◆ **What you have to do**: Your task is to copy every line of this material exactly.

== Records for the exercise

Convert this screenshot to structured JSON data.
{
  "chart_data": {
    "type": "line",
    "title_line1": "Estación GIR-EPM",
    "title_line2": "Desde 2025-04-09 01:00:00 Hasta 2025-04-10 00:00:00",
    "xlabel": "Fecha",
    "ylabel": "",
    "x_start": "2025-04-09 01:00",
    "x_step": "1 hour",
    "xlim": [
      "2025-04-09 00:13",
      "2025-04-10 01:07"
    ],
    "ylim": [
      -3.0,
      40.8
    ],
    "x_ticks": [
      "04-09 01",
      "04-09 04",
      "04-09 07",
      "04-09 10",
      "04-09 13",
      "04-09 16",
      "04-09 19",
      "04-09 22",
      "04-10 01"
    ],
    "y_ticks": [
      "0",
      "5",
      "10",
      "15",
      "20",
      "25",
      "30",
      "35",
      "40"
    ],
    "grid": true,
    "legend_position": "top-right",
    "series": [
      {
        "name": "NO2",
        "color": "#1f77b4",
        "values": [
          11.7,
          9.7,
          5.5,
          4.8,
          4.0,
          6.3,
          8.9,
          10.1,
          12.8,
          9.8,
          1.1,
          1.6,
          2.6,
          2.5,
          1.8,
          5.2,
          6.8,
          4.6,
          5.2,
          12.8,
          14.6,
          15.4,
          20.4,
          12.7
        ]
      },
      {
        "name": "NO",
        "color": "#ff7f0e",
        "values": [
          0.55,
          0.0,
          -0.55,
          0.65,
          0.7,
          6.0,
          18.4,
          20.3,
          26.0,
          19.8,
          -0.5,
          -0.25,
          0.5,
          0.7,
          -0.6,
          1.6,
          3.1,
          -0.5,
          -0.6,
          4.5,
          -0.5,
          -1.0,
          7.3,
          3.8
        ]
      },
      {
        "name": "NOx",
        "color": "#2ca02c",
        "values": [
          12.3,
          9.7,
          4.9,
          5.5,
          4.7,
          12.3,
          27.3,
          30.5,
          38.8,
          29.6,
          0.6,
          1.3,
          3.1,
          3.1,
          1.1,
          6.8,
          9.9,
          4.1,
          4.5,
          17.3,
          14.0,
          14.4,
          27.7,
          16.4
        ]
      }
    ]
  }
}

====

◆ **Task result**:
Convert this screenshot to structured JSON data.
{
  "chart_data": {
    "type": "line",
    "title_line1": "Estación GIR-EPM",
    "title_line2": "Desde 2025-04-09 01:00:00 Hasta 2025-04-10 00:00:00",
    "xlabel": "Fecha",
    "ylabel": "",
    "x_start": "2025-04-09 01:00",
    "x_step": "1 hour",
    "xlim": [
      "2025-04-09 00:13",
      "2025-04-10 01:07"
    ],
    "ylim": [
      -3.0,
      40.8
    ],
    "x_ticks": [
      "04-09 01",
      "04-09 04",
      "04-09 07",
      "04-09 10",
      "04-09 13",
      "04-09 16",
      "04-09 19",
      "04-09 22",
      "04-10 01"
    ],
    "y_ticks": [
      "0",
      "5",
      "10",
      "15",
      "20",
      "25",
      "30",
      "35",
      "40"
    ],
    "grid": true,
    "legend_position": "top-right",
    "series": [
      {
        "name": "NO2",
        "color": "#1f77b4",
        "values": [
          11.7,
          9.7,
          5.5,
          4.8,
          4.0,
          6.3,
          8.9,
          10.1,
          12.8,
          9.8,
          1.1,
          1.6,
          2.6,
          2.5,
          1.8,
          5.2,
          6.8,
          4.6,
          5.2,
          12.8,
          14.6,
          15.4,
          20.4,
          12.7
        ]
      },
      {
        "name": "NO",
        "color": "#ff7f0e",
        "values": [
          0.55,
          0.0,
          -0.55,
          0.65,
          0.7,
          6.0,
          18.4,
          20.3,
          26.0,
          19.8,
          -0.5,
          -0.25,
          0.5,
          0.7,
          -0.6,
          1.6,
          3.1,
          -0.5,
          -0.6,
          4.5,
          -0.5,
          -1.0,
          7.3,
          3.8
        ]
      },
      {
        "name": "NOx",
        "color": "#2ca02c",
        "values": [
          12.3,
          9.7,
          4.9,
          5.5,
          4.7,
          12.3,
          27.3,
          30.5,
          38.8,
          29.6,
          0.6,
          1.3,
          3.1,
          3.1,
          1.1,
          6.8,
          9.9,
          4.1,
          4.5,
          17.3,
          14.0,
          14.4,
          27.7,
          16.4
        ]
      }
    ]
  }
}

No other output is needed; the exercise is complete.